What to produce: Each entry below is to be duplicated verbatim.
------ Stored data ------
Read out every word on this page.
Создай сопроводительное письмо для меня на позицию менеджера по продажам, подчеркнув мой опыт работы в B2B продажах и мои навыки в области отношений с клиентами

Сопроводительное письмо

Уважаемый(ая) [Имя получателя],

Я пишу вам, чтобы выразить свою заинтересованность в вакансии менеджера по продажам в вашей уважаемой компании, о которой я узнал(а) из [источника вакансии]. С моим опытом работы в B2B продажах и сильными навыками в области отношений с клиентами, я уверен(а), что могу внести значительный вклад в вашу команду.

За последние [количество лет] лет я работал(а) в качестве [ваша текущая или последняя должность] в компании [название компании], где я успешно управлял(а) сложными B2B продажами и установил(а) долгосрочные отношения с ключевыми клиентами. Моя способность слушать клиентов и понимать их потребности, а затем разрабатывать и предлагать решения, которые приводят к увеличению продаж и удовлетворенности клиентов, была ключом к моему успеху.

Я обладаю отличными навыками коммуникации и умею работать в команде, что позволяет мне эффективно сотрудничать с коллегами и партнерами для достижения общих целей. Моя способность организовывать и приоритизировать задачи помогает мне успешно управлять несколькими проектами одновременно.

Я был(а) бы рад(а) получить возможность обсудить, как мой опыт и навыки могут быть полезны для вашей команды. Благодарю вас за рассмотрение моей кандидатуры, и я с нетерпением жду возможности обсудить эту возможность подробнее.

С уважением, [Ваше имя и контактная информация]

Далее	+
------
Answer to this exercise:
Read out every word on this page.
Создай сопроводительное письмо для меня на позицию менеджера по продажам, подчеркнув мой опыт работы в B2B продажах и мои навыки в области отношений с клиентами

Сопроводительное письмо

Уважаемый(ая) [Имя получателя],

Я пишу вам, чтобы выразить свою заинтересованность в вакансии менеджера по продажам в вашей уважаемой компании, о которой я узнал(а) из [источника вакансии]. С моим опытом работы в B2B продажах и сильными навыками в области отношений с клиентами, я уверен(а), что могу внести значительный вклад в вашу команду.

За последние [количество лет] лет я работал(а) в качестве [ваша текущая или последняя должность] в компании [название компании], где я успешно управлял(а) сложными B2B продажами и установил(а) долгосрочные отношения с ключевыми клиентами. Моя способность слушать клиентов и понимать их потребности, а затем разрабатывать и предлагать решения, которые приводят к увеличению продаж и удовлетворенности клиентов, была ключом к моему успеху.

Я обладаю отличными навыками коммуникации и умею работать в команде, что позволяет мне эффективно сотрудничать с коллегами и партнерами для достижения общих целей. Моя способность организовывать и приоритизировать задачи помогает мне успешно управлять несколькими проектами одновременно.

Я был(а) бы рад(а) получить возможность обсудить, как мой опыт и навыки могут быть полезны для вашей команды. Благодарю вас за рассмотрение моей кандидатуры, и я с нетерпением жду возможности обсудить эту возможность подробнее.

С уважением, [Ваше имя и контактная информация]

Далее	+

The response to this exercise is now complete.